Start
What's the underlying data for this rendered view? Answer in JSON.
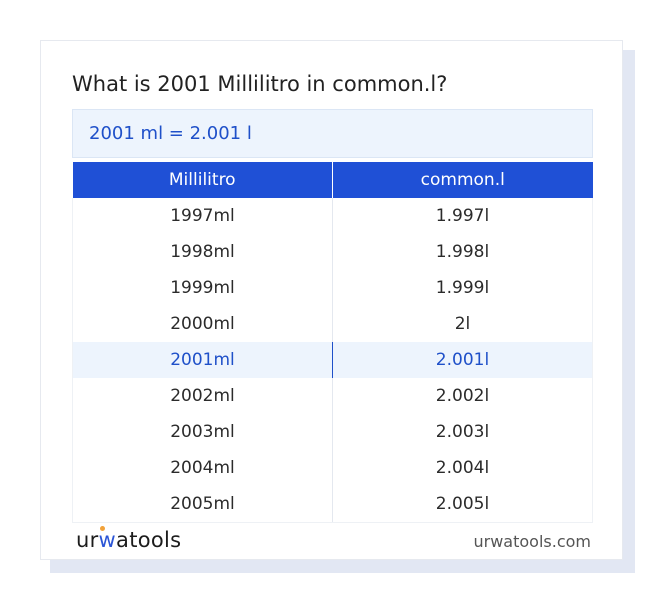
{
  "title": "What is 2001 Millilitro in common.l?",
  "result": "2001 ml = 2.001 l",
  "table": {
    "headers": [
      "Millilitro",
      "common.l"
    ],
    "rows": [
      [
        "1997ml",
        "1.997l"
      ],
      [
        "1998ml",
        "1.998l"
      ],
      [
        "1999ml",
        "1.999l"
      ],
      [
        "2000ml",
        "2l"
      ],
      [
        "2001ml",
        "2.001l"
      ],
      [
        "2002ml",
        "2.002l"
      ],
      [
        "2003ml",
        "2.003l"
      ],
      [
        "2004ml",
        "2.004l"
      ],
      [
        "2005ml",
        "2.005l"
      ]
    ],
    "highlighted_row": 4
  },
  "footer": {
    "logo": {
      "part1": "ur",
      "part2": "w",
      "part3": "atools"
    },
    "site": "urwatools.com"
  },
  "colors": {
    "accent": "#1f50d6",
    "highlight_bg": "#edf4fd",
    "highlight_text": "#1f50c9",
    "logo_dot": "#f2a23a"
  }
}
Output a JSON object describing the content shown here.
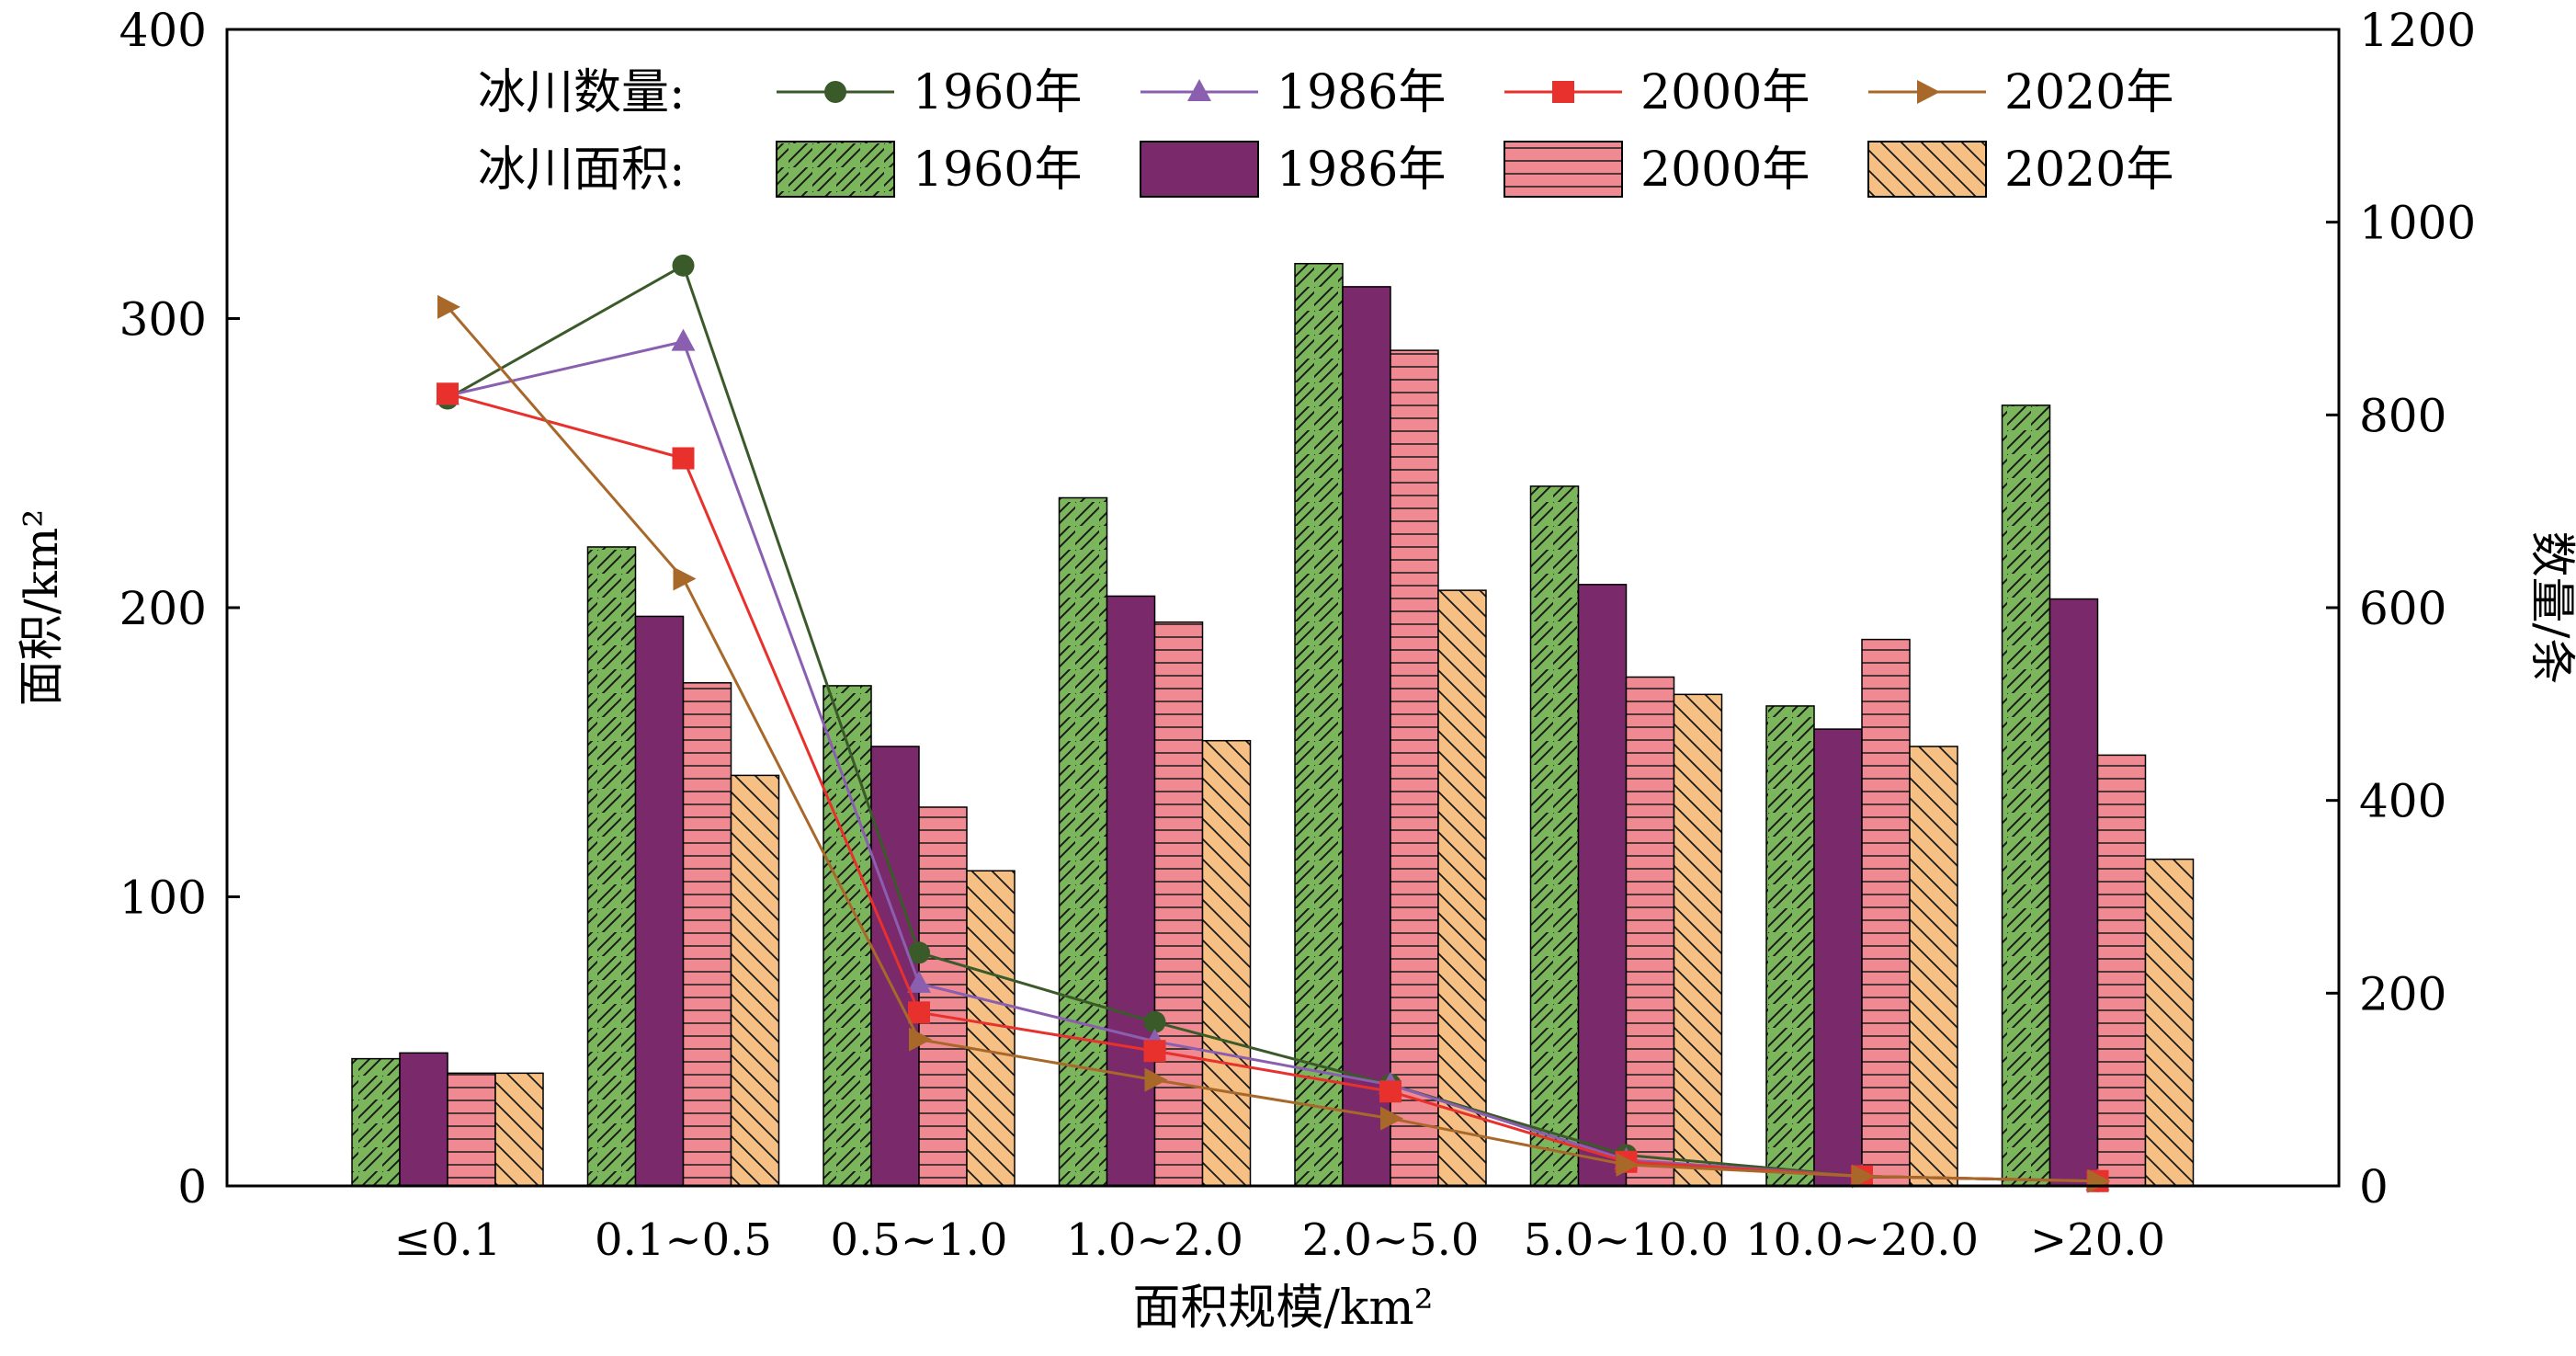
{
  "chart_data": {
    "type": "bar",
    "xlabel": "面积规模/km²",
    "ylabel_left": "面积/km²",
    "ylabel_right": "数量/条",
    "ylim_left": [
      0,
      400
    ],
    "ylim_right": [
      0,
      1200
    ],
    "left_ticks": [
      "0",
      "100",
      "200",
      "300",
      "400"
    ],
    "right_ticks": [
      "0",
      "200",
      "400",
      "600",
      "800",
      "1000",
      "1200"
    ],
    "categories": [
      "≤0.1",
      "0.1~0.5",
      "0.5~1.0",
      "1.0~2.0",
      "2.0~5.0",
      "5.0~10.0",
      "10.0~20.0",
      ">20.0"
    ],
    "legend": {
      "position": "top",
      "count_label": "冰川数量:",
      "area_label": "冰川面积:"
    },
    "bar_series": [
      {
        "name": "1960年",
        "color": "#7CB65C",
        "pattern": "diag-fwd",
        "values": [
          44,
          221,
          173,
          238,
          319,
          242,
          166,
          270
        ]
      },
      {
        "name": "1986年",
        "color": "#7A2A6A",
        "pattern": "solid",
        "values": [
          46,
          197,
          152,
          204,
          311,
          208,
          158,
          203
        ]
      },
      {
        "name": "2000年",
        "color": "#F08A92",
        "pattern": "horizontal",
        "values": [
          39,
          174,
          131,
          195,
          289,
          176,
          189,
          149
        ]
      },
      {
        "name": "2020年",
        "color": "#F6C085",
        "pattern": "diag-back",
        "values": [
          39,
          142,
          109,
          154,
          206,
          170,
          152,
          113
        ]
      }
    ],
    "line_series": [
      {
        "name": "1960年",
        "color": "#3A5A2A",
        "marker": "circle",
        "values": [
          817,
          955,
          242,
          170,
          105,
          32,
          10,
          5
        ]
      },
      {
        "name": "1986年",
        "color": "#8A5FB0",
        "marker": "triangle",
        "values": [
          820,
          876,
          210,
          150,
          105,
          27,
          10,
          5
        ]
      },
      {
        "name": "2000年",
        "color": "#E8302C",
        "marker": "square",
        "values": [
          822,
          755,
          180,
          140,
          98,
          25,
          10,
          5
        ]
      },
      {
        "name": "2020年",
        "color": "#A8682A",
        "marker": "triangle-right",
        "values": [
          912,
          630,
          152,
          110,
          70,
          22,
          10,
          5
        ]
      }
    ]
  }
}
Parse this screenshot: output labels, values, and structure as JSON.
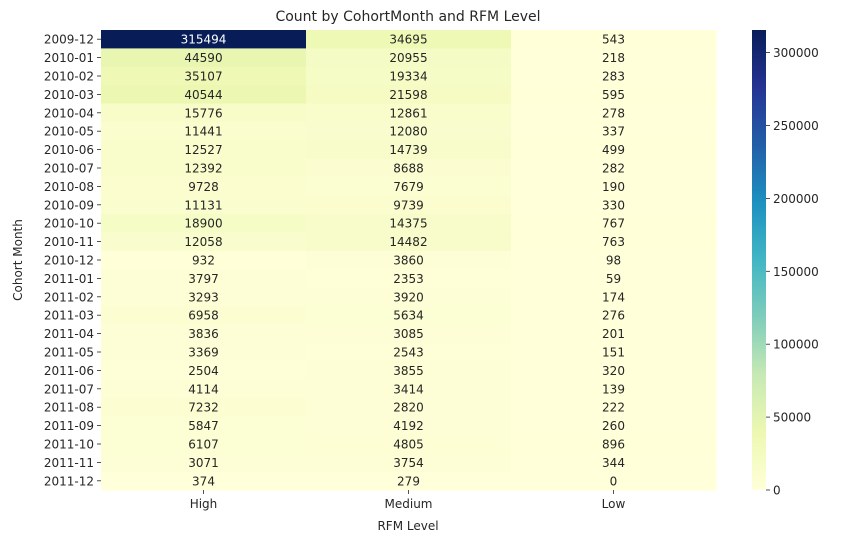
{
  "chart_data": {
    "type": "heatmap",
    "title": "Count by CohortMonth and RFM Level",
    "xlabel": "RFM Level",
    "ylabel": "Cohort Month",
    "x_categories": [
      "High",
      "Medium",
      "Low"
    ],
    "y_categories": [
      "2009-12",
      "2010-01",
      "2010-02",
      "2010-03",
      "2010-04",
      "2010-05",
      "2010-06",
      "2010-07",
      "2010-08",
      "2010-09",
      "2010-10",
      "2010-11",
      "2010-12",
      "2011-01",
      "2011-02",
      "2011-03",
      "2011-04",
      "2011-05",
      "2011-06",
      "2011-07",
      "2011-08",
      "2011-09",
      "2011-10",
      "2011-11",
      "2011-12"
    ],
    "values": [
      [
        315494,
        34695,
        543
      ],
      [
        44590,
        20955,
        218
      ],
      [
        35107,
        19334,
        283
      ],
      [
        40544,
        21598,
        595
      ],
      [
        15776,
        12861,
        278
      ],
      [
        11441,
        12080,
        337
      ],
      [
        12527,
        14739,
        499
      ],
      [
        12392,
        8688,
        282
      ],
      [
        9728,
        7679,
        190
      ],
      [
        11131,
        9739,
        330
      ],
      [
        18900,
        14375,
        767
      ],
      [
        12058,
        14482,
        763
      ],
      [
        932,
        3860,
        98
      ],
      [
        3797,
        2353,
        59
      ],
      [
        3293,
        3920,
        174
      ],
      [
        6958,
        5634,
        276
      ],
      [
        3836,
        3085,
        201
      ],
      [
        3369,
        2543,
        151
      ],
      [
        2504,
        3855,
        320
      ],
      [
        4114,
        3414,
        139
      ],
      [
        7232,
        2820,
        222
      ],
      [
        5847,
        4192,
        260
      ],
      [
        6107,
        4805,
        896
      ],
      [
        3071,
        3754,
        344
      ],
      [
        374,
        279,
        0
      ]
    ],
    "colormap": "YlGnBu",
    "color_range": [
      0,
      315494
    ],
    "colorbar_ticks": [
      0,
      50000,
      100000,
      150000,
      200000,
      250000,
      300000
    ],
    "annotations": true,
    "annotation_dark_color": "#262626",
    "annotation_light_color": "#ffffff"
  }
}
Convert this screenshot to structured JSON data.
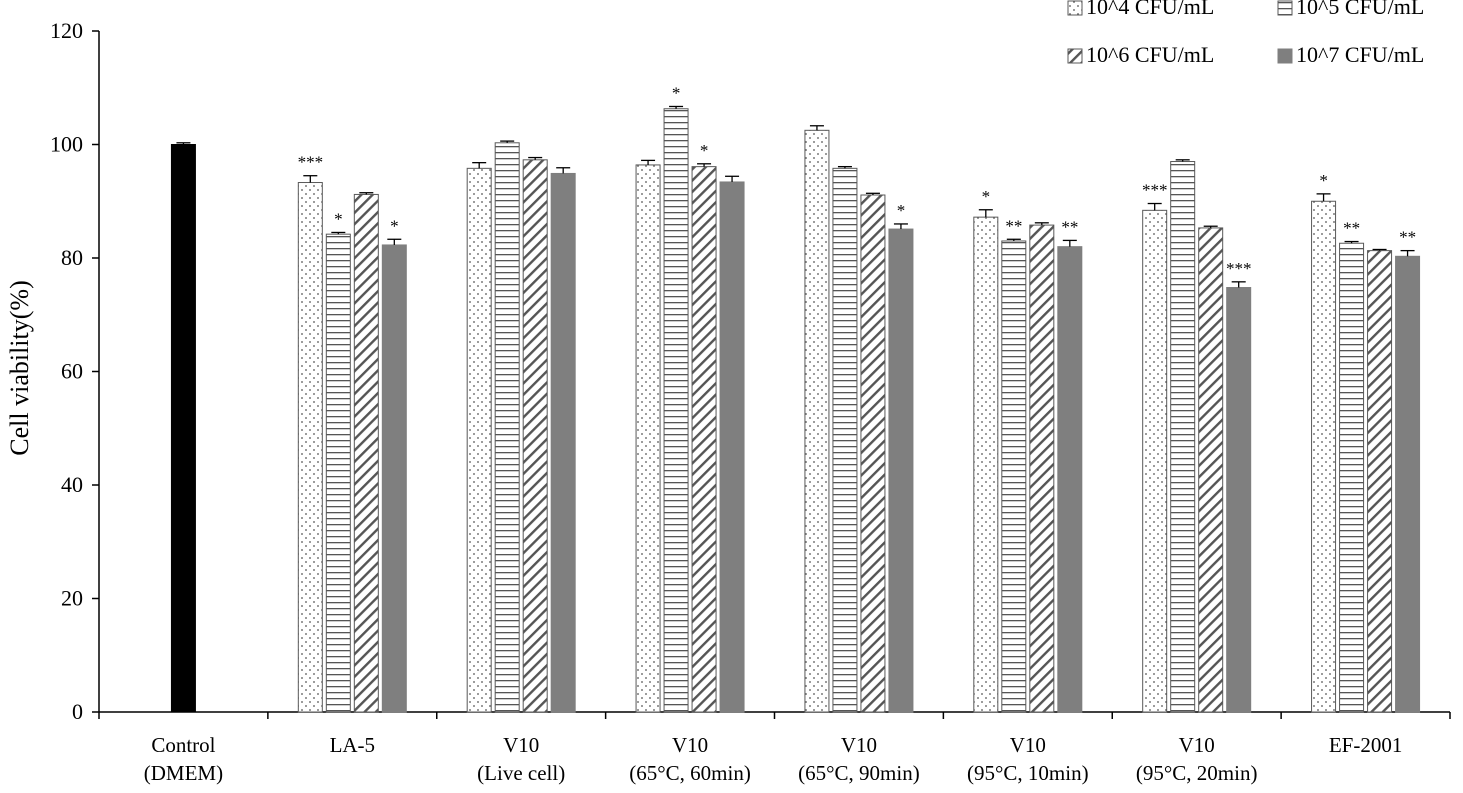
{
  "chart_data": {
    "type": "bar",
    "ylabel": "Cell viability(%)",
    "xlabel": "",
    "ylim": [
      0,
      120
    ],
    "yticks": [
      0,
      20,
      40,
      60,
      80,
      100,
      120
    ],
    "grid": false,
    "legend_position": "top-right",
    "control": {
      "label": [
        "Control",
        "(DMEM)"
      ],
      "value": 100.0,
      "error": 0.3,
      "color": "#000000"
    },
    "categories": [
      [
        "LA-5"
      ],
      [
        "V10",
        "(Live cell)"
      ],
      [
        "V10",
        "(65°C, 60min)"
      ],
      [
        "V10",
        "(65°C, 90min)"
      ],
      [
        "V10",
        "(95°C, 10min)"
      ],
      [
        "V10",
        "(95°C, 20min)"
      ],
      [
        "EF-2001"
      ]
    ],
    "series": [
      {
        "name": "10^4 CFU/mL",
        "pattern": "dots",
        "values": [
          93.3,
          95.8,
          96.4,
          102.5,
          87.2,
          88.4,
          90.0
        ],
        "errors": [
          1.2,
          1.0,
          0.8,
          0.8,
          1.3,
          1.2,
          1.3
        ],
        "annotations": [
          "***",
          "",
          "",
          "",
          "*",
          "***",
          "*"
        ]
      },
      {
        "name": "10^5 CFU/mL",
        "pattern": "horizontal",
        "values": [
          84.2,
          100.3,
          106.3,
          95.8,
          83.0,
          97.0,
          82.6
        ],
        "errors": [
          0.3,
          0.3,
          0.4,
          0.3,
          0.3,
          0.3,
          0.3
        ],
        "annotations": [
          "*",
          "",
          "*",
          "",
          "**",
          "",
          "**"
        ]
      },
      {
        "name": "10^6 CFU/mL",
        "pattern": "diagonal",
        "values": [
          91.2,
          97.3,
          96.1,
          91.1,
          85.8,
          85.3,
          81.3
        ],
        "errors": [
          0.3,
          0.4,
          0.5,
          0.3,
          0.4,
          0.3,
          0.2
        ],
        "annotations": [
          "",
          "",
          "*",
          "",
          "",
          "",
          ""
        ]
      },
      {
        "name": "10^7 CFU/mL",
        "pattern": "solid",
        "values": [
          82.3,
          94.9,
          93.4,
          85.1,
          82.0,
          74.8,
          80.3
        ],
        "errors": [
          1.0,
          1.0,
          1.0,
          0.9,
          1.1,
          1.0,
          1.0
        ],
        "annotations": [
          "*",
          "",
          "",
          "*",
          "**",
          "***",
          "**"
        ]
      }
    ],
    "colors": {
      "control": "#000000",
      "solid": "#7f7f7f",
      "pattern": "#595959",
      "axis": "#000000"
    }
  }
}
End
* Work to be completed
Gather up, from the records above, each line where the word "Level" appears.

* Correct output
    "title": "Count by CohortMonth and RFM Level",
    "xlabel": "RFM Level",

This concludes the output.